Prompt: Return all entries precisely as they stand, without the images.
(begin)
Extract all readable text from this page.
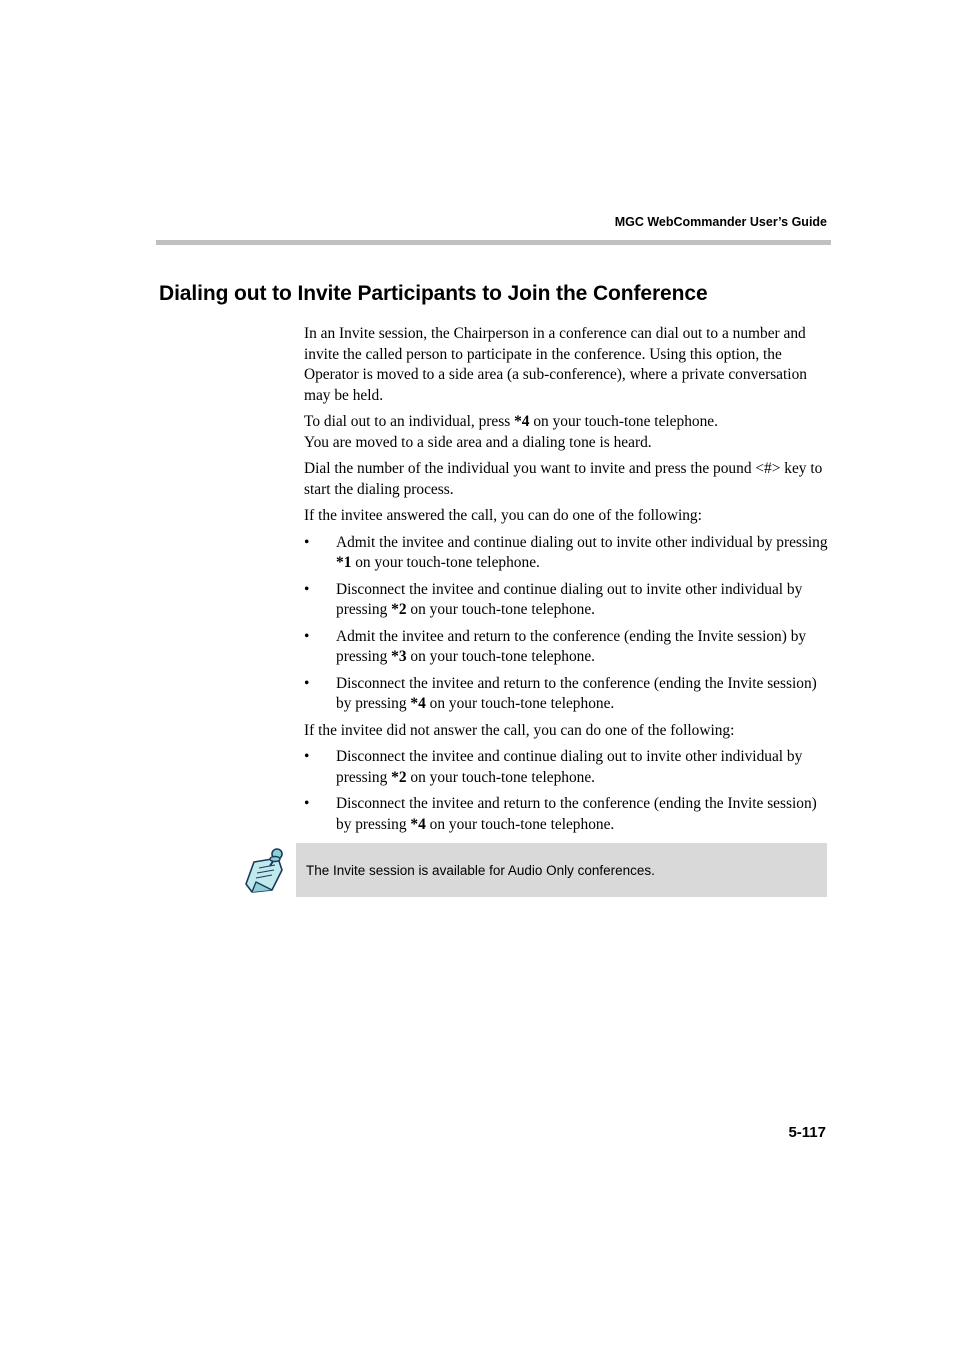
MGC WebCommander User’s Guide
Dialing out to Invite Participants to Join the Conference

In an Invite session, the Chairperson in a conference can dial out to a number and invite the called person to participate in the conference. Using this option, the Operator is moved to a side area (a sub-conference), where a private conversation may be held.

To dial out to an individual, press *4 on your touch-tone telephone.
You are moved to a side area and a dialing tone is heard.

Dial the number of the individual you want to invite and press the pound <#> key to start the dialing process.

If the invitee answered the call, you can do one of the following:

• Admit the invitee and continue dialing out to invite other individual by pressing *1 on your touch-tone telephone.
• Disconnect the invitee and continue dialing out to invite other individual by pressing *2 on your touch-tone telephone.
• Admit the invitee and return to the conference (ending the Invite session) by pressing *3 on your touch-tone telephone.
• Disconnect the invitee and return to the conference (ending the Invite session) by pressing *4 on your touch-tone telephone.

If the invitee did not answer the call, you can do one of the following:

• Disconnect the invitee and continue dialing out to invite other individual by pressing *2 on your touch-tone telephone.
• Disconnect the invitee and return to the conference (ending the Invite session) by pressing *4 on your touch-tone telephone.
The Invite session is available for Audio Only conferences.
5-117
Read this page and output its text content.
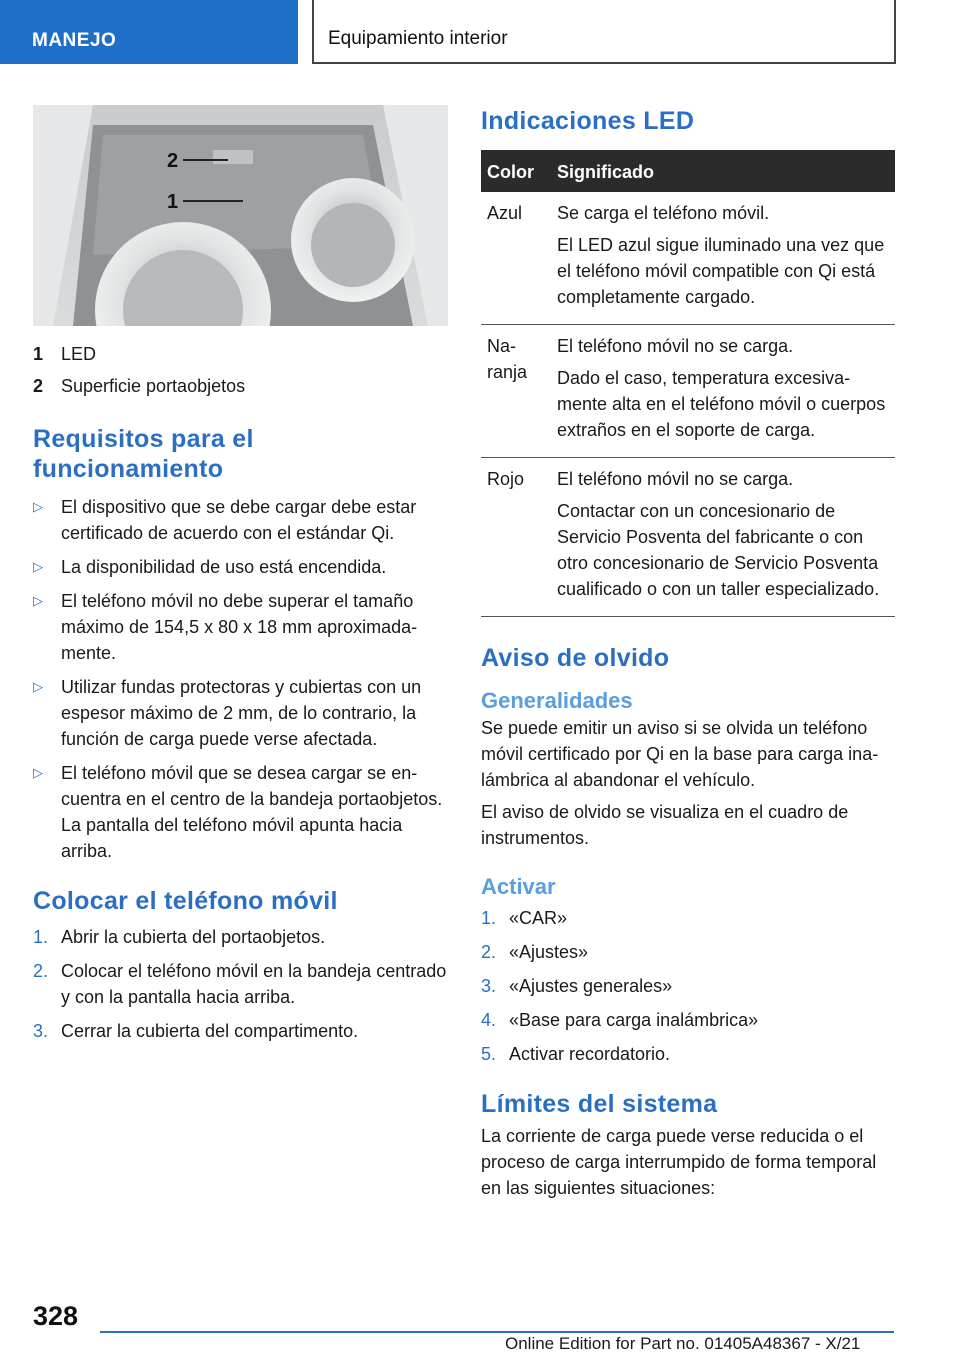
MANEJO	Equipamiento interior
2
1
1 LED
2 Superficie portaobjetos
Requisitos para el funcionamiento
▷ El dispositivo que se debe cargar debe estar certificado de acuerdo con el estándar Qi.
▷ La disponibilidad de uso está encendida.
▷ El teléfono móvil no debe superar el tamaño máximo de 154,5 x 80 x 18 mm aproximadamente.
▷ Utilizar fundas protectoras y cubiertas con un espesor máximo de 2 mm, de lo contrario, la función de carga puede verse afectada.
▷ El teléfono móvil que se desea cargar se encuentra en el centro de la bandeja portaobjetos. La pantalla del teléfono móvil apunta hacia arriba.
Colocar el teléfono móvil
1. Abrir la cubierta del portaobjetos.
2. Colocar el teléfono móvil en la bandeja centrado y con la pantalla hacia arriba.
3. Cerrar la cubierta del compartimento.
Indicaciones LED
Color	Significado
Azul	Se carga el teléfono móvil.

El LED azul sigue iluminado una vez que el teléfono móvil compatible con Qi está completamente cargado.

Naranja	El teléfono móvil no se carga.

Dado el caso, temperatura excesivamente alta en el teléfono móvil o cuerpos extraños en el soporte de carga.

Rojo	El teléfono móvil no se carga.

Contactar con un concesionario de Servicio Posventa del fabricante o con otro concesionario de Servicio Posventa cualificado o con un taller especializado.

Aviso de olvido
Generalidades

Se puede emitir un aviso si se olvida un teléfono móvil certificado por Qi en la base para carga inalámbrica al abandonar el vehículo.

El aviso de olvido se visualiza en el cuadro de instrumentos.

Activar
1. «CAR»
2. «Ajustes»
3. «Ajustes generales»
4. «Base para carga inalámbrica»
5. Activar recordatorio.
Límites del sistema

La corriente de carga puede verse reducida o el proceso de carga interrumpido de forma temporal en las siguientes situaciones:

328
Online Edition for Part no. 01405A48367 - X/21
(end)
Exercise solution:
Extract all readable text from this page.
MGC WebCommander User’s Guide
Dialing out to Invite Participants to Join the Conference

In an Invite session, the Chairperson in a conference can dial out to a number and invite the called person to participate in the conference. Using this option, the Operator is moved to a side area (a sub-conference), where a private conversation may be held.

To dial out to an individual, press *4 on your touch-tone telephone.
You are moved to a side area and a dialing tone is heard.

Dial the number of the individual you want to invite and press the pound <#> key to start the dialing process.

If the invitee answered the call, you can do one of the following:

• Admit the invitee and continue dialing out to invite other individual by pressing *1 on your touch-tone telephone.
• Disconnect the invitee and continue dialing out to invite other individual by pressing *2 on your touch-tone telephone.
• Admit the invitee and return to the conference (ending the Invite session) by pressing *3 on your touch-tone telephone.
• Disconnect the invitee and return to the conference (ending the Invite session) by pressing *4 on your touch-tone telephone.

If the invitee did not answer the call, you can do one of the following:

• Disconnect the invitee and continue dialing out to invite other individual by pressing *2 on your touch-tone telephone.
• Disconnect the invitee and return to the conference (ending the Invite session) by pressing *4 on your touch-tone telephone.
The Invite session is available for Audio Only conferences.
5-117
Read this page and output its text content.
MANEJO	Equipamiento interior
2
1
1 LED
2 Superficie portaobjetos
Requisitos para el funcionamiento
▷ El dispositivo que se debe cargar debe estar certificado de acuerdo con el estándar Qi.
▷ La disponibilidad de uso está encendida.
▷ El teléfono móvil no debe superar el tamaño máximo de 154,5 x 80 x 18 mm aproximadamente.
▷ Utilizar fundas protectoras y cubiertas con un espesor máximo de 2 mm, de lo contrario, la función de carga puede verse afectada.
▷ El teléfono móvil que se desea cargar se encuentra en el centro de la bandeja portaobjetos. La pantalla del teléfono móvil apunta hacia arriba.
Colocar el teléfono móvil
1. Abrir la cubierta del portaobjetos.
2. Colocar el teléfono móvil en la bandeja centrado y con la pantalla hacia arriba.
3. Cerrar la cubierta del compartimento.
Indicaciones LED
Color	Significado
Azul	Se carga el teléfono móvil.

El LED azul sigue iluminado una vez que el teléfono móvil compatible con Qi está completamente cargado.

Naranja	El teléfono móvil no se carga.

Dado el caso, temperatura excesivamente alta en el teléfono móvil o cuerpos extraños en el soporte de carga.

Rojo	El teléfono móvil no se carga.

Contactar con un concesionario de Servicio Posventa del fabricante o con otro concesionario de Servicio Posventa cualificado o con un taller especializado.

Aviso de olvido
Generalidades

Se puede emitir un aviso si se olvida un teléfono móvil certificado por Qi en la base para carga inalámbrica al abandonar el vehículo.

El aviso de olvido se visualiza en el cuadro de instrumentos.

Activar
1. «CAR»
2. «Ajustes»
3. «Ajustes generales»
4. «Base para carga inalámbrica»
5. Activar recordatorio.
Límites del sistema

La corriente de carga puede verse reducida o el proceso de carga interrumpido de forma temporal en las siguientes situaciones:

328
Online Edition for Part no. 01405A48367 - X/21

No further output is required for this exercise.